Saved entries

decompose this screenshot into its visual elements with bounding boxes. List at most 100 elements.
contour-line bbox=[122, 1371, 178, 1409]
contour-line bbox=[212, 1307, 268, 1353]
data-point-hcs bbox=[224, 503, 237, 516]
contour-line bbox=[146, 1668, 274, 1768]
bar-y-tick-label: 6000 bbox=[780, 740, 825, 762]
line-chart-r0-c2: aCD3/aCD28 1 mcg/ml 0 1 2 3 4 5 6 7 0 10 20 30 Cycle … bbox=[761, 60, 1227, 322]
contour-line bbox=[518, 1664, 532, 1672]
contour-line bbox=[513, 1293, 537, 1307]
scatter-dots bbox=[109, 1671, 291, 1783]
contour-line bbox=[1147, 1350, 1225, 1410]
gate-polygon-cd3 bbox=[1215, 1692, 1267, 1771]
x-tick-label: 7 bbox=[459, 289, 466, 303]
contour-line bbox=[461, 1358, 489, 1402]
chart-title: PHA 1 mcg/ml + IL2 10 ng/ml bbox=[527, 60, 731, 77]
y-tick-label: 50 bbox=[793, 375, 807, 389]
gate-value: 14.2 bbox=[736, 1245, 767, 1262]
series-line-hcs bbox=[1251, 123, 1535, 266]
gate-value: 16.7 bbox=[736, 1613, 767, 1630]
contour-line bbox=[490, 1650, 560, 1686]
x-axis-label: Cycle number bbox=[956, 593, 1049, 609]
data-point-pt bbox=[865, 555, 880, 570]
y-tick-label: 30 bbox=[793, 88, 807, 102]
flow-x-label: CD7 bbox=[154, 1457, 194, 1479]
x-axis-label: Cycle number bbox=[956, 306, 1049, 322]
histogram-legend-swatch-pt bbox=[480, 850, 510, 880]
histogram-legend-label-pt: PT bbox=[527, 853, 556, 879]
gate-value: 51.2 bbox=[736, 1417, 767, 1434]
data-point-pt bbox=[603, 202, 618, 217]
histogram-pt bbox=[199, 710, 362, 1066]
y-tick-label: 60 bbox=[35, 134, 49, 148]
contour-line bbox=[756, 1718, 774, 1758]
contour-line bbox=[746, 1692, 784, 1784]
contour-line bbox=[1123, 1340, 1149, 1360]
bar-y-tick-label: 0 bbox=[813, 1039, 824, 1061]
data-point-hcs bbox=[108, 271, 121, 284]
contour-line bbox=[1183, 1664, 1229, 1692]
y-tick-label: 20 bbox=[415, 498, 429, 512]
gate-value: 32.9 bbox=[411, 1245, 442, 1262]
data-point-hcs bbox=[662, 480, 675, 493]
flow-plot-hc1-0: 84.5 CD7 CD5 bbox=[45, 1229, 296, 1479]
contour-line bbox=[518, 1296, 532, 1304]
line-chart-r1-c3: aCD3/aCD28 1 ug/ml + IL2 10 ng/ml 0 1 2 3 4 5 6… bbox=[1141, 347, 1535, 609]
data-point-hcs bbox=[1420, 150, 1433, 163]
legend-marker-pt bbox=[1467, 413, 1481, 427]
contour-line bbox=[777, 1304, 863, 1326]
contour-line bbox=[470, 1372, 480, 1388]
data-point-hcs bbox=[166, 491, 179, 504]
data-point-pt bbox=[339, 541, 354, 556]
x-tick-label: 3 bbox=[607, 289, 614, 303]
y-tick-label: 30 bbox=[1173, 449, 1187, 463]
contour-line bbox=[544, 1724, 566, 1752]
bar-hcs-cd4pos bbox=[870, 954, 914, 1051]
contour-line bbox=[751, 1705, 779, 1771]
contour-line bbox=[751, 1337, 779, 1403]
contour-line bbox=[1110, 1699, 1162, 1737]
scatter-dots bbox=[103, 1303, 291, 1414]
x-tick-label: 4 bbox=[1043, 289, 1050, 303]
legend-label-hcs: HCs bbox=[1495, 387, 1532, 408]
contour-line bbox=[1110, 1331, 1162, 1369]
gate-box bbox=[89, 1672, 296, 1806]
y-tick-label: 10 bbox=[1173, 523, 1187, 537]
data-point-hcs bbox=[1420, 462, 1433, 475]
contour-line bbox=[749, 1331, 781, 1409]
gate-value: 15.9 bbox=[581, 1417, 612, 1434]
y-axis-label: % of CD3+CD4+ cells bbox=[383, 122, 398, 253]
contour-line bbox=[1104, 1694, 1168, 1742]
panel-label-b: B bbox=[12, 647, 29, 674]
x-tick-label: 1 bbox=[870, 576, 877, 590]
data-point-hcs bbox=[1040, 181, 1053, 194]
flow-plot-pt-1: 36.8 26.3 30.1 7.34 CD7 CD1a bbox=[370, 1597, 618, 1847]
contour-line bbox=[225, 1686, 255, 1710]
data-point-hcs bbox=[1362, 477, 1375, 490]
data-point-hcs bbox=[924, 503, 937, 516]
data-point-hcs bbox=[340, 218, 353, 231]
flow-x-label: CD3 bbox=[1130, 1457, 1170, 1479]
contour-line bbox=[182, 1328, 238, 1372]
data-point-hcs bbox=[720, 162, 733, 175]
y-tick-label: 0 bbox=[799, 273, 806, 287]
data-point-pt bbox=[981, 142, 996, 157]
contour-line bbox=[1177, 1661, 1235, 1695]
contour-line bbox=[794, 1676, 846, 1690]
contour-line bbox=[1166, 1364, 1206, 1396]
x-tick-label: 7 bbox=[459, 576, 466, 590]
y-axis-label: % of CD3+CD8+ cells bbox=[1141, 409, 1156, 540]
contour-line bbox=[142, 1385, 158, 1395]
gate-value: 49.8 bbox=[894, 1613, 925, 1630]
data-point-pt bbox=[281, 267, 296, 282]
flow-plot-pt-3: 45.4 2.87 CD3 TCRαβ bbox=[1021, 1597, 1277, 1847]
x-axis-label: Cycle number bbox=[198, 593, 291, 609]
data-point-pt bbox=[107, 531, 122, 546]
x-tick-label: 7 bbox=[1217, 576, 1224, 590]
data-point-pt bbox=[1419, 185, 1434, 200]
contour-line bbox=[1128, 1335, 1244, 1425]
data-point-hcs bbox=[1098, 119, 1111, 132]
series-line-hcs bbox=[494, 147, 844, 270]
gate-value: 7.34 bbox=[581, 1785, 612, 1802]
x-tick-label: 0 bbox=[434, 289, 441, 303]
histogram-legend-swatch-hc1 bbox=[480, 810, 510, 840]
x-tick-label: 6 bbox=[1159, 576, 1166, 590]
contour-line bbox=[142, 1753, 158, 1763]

- **EXERCISE DIRECTIONS**
Lines containing the string "number" are the ones to copy from the entries above.

- **PROBLEM SOLUTION**
x-axis-label: Cycle number bbox=[956, 593, 1049, 609]
x-axis-label: Cycle number bbox=[956, 306, 1049, 322]
x-axis-label: Cycle number bbox=[198, 593, 291, 609]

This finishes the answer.